begin Data for this exercise

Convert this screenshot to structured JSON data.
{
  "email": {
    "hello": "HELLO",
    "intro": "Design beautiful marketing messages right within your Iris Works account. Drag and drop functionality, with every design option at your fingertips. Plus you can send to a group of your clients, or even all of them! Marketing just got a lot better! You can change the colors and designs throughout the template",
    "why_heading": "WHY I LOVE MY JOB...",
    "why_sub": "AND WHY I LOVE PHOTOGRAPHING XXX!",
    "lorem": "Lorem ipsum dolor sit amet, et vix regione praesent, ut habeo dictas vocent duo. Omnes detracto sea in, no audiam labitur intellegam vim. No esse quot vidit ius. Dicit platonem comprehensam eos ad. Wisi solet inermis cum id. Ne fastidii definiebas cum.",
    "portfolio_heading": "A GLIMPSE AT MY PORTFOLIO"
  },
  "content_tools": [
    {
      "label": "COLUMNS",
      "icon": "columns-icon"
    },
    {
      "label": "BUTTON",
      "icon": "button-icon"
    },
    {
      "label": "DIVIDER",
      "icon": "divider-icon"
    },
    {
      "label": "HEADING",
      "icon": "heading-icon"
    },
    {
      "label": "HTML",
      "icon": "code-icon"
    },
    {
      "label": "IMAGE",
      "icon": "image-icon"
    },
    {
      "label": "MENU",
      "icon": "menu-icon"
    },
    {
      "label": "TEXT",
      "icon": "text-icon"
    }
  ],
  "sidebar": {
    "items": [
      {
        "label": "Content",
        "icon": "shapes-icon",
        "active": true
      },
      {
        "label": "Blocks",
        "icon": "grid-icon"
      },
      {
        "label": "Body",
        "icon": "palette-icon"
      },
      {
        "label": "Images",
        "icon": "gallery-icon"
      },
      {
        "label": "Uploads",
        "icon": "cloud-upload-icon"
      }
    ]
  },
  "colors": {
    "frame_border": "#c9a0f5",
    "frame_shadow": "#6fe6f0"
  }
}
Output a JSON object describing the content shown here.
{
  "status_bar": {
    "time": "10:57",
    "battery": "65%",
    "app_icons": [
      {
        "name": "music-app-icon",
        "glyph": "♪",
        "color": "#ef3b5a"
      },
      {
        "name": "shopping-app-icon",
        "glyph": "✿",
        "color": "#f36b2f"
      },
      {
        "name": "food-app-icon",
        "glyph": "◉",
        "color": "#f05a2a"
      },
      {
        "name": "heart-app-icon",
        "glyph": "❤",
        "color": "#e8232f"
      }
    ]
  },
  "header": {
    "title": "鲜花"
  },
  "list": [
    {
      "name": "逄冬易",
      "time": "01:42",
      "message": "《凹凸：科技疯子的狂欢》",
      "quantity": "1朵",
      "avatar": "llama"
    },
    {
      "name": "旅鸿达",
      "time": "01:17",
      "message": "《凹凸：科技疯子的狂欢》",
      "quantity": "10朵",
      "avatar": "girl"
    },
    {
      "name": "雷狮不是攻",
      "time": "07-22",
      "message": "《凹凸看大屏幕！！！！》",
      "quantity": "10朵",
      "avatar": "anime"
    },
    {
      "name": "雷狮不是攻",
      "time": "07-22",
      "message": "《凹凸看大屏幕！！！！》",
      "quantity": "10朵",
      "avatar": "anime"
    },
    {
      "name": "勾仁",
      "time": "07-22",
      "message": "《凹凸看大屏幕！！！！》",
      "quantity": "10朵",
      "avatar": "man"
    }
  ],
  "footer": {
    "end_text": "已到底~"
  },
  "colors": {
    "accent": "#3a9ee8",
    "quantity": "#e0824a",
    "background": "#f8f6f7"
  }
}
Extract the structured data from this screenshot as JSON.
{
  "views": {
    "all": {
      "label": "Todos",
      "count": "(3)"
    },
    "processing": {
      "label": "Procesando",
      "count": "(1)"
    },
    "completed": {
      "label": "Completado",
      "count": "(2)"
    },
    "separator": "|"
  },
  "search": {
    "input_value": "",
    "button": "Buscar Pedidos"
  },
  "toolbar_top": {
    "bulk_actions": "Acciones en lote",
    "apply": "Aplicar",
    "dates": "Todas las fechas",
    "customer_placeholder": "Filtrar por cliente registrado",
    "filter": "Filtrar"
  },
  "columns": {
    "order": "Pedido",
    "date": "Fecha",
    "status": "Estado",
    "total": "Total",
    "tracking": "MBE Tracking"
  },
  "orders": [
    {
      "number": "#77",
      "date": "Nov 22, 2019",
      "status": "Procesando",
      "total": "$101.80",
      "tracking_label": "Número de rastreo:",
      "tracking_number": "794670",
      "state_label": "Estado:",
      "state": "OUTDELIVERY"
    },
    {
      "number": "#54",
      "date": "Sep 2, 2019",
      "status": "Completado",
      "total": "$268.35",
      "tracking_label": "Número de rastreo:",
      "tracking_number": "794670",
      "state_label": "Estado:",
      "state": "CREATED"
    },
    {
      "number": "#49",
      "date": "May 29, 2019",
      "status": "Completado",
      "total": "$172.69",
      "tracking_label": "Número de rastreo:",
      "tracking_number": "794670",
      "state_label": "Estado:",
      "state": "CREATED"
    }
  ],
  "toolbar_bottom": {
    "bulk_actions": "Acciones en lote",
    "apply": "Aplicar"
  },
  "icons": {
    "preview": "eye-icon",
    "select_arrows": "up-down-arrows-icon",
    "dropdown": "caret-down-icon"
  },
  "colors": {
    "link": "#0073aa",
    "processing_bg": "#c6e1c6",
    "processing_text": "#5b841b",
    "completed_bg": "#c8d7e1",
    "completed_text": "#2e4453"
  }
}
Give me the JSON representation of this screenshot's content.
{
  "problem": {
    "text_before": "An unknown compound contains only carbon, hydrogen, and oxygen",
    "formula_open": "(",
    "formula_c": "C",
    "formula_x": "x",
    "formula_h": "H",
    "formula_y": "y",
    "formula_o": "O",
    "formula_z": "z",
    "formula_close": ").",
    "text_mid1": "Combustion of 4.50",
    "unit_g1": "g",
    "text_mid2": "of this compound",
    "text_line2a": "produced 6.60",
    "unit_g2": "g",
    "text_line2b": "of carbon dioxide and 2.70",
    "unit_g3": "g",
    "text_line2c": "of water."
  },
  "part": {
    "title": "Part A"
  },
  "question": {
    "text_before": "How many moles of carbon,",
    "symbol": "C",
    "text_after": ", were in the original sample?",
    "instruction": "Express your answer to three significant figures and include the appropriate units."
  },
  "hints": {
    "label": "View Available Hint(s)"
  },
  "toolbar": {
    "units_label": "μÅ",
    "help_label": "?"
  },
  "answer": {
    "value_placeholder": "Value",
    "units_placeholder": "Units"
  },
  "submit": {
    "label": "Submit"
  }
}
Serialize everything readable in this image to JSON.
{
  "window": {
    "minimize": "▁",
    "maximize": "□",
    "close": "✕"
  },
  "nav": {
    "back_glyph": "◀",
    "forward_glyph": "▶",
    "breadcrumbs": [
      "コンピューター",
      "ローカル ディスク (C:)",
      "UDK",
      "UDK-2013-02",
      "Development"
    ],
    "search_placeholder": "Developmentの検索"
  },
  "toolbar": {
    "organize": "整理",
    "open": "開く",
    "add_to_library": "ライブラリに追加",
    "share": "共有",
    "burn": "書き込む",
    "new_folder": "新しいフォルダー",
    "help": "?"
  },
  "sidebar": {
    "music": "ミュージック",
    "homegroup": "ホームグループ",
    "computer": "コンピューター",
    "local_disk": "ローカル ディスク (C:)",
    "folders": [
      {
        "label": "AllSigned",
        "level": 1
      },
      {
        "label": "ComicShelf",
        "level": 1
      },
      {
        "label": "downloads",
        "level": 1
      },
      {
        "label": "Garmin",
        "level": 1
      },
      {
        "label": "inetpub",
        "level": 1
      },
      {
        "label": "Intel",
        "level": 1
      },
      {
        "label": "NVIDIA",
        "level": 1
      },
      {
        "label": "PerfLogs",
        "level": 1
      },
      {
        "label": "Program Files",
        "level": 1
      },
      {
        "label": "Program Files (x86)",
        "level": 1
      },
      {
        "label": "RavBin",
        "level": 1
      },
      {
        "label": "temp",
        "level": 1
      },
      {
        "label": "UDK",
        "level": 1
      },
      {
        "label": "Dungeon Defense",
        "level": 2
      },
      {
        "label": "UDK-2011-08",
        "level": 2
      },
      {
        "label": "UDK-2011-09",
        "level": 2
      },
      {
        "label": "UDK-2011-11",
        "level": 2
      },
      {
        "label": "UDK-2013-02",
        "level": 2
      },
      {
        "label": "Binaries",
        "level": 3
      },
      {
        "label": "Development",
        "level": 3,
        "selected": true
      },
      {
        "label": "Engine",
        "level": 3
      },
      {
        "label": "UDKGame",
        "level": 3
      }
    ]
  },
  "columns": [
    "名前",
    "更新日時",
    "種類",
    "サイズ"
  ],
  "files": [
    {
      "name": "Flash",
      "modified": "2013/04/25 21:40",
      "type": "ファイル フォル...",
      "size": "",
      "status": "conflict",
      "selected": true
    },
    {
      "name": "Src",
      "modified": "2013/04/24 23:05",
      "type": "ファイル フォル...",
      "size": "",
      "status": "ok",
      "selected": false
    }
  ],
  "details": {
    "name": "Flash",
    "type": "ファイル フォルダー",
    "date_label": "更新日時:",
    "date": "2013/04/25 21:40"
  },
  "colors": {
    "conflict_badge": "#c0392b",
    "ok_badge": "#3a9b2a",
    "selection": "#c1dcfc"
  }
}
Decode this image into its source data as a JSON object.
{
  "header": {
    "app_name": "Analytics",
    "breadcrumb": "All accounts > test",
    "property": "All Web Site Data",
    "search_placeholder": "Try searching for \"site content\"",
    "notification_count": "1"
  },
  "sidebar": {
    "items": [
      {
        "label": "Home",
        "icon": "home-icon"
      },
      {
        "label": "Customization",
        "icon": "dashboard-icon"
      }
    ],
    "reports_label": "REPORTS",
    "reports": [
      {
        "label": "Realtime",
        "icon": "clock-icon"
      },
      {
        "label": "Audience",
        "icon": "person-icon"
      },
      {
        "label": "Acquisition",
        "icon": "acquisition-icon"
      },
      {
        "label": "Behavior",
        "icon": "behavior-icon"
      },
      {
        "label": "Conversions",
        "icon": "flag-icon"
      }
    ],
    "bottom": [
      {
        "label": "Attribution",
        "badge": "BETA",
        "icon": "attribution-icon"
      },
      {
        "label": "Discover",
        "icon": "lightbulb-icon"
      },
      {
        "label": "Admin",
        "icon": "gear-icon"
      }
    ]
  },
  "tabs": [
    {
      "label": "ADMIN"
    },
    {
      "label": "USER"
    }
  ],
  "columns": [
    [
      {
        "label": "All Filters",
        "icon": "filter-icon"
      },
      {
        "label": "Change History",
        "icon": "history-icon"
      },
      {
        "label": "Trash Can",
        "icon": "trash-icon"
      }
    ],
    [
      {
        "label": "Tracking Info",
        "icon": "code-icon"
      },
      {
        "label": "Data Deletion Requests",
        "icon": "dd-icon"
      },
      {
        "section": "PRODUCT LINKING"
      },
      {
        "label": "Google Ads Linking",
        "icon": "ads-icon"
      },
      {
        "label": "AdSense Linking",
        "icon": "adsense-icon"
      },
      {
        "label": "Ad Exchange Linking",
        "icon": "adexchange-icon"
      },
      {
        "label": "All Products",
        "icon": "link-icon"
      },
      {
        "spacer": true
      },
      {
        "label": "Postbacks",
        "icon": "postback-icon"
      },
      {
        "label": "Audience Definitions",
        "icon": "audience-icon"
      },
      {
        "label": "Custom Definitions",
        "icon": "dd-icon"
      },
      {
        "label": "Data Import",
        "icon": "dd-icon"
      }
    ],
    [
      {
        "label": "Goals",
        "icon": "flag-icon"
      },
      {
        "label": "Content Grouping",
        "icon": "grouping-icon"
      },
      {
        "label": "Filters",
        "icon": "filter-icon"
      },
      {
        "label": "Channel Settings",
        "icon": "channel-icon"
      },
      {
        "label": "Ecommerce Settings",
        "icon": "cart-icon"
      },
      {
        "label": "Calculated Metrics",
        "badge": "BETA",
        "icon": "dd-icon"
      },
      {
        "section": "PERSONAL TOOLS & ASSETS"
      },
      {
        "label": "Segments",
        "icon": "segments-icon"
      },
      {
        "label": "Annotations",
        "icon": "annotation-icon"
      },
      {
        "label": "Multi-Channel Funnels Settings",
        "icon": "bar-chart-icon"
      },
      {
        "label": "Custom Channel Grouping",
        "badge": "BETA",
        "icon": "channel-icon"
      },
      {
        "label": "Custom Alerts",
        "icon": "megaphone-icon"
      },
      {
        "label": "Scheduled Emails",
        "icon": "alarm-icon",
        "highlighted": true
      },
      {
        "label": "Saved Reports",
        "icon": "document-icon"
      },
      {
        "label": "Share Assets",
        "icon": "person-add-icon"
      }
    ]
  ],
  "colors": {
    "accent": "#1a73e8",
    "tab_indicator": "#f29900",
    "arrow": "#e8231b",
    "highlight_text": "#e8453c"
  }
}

end Data for this exercise

- **What you will do**: In the entries above, find each line with the word "your" and show it.

- **Full solution**:
    "intro": "Design beautiful marketing messages right within your Iris Works account. Drag and drop functionality, with every design option at your fingertips. Plus you can send to a group of your clients, or even all of them! Marketing just got a lot better! You can change the colors and designs throughout the template",
    "instruction": "Express your answer to three significant figures and include the appropriate units."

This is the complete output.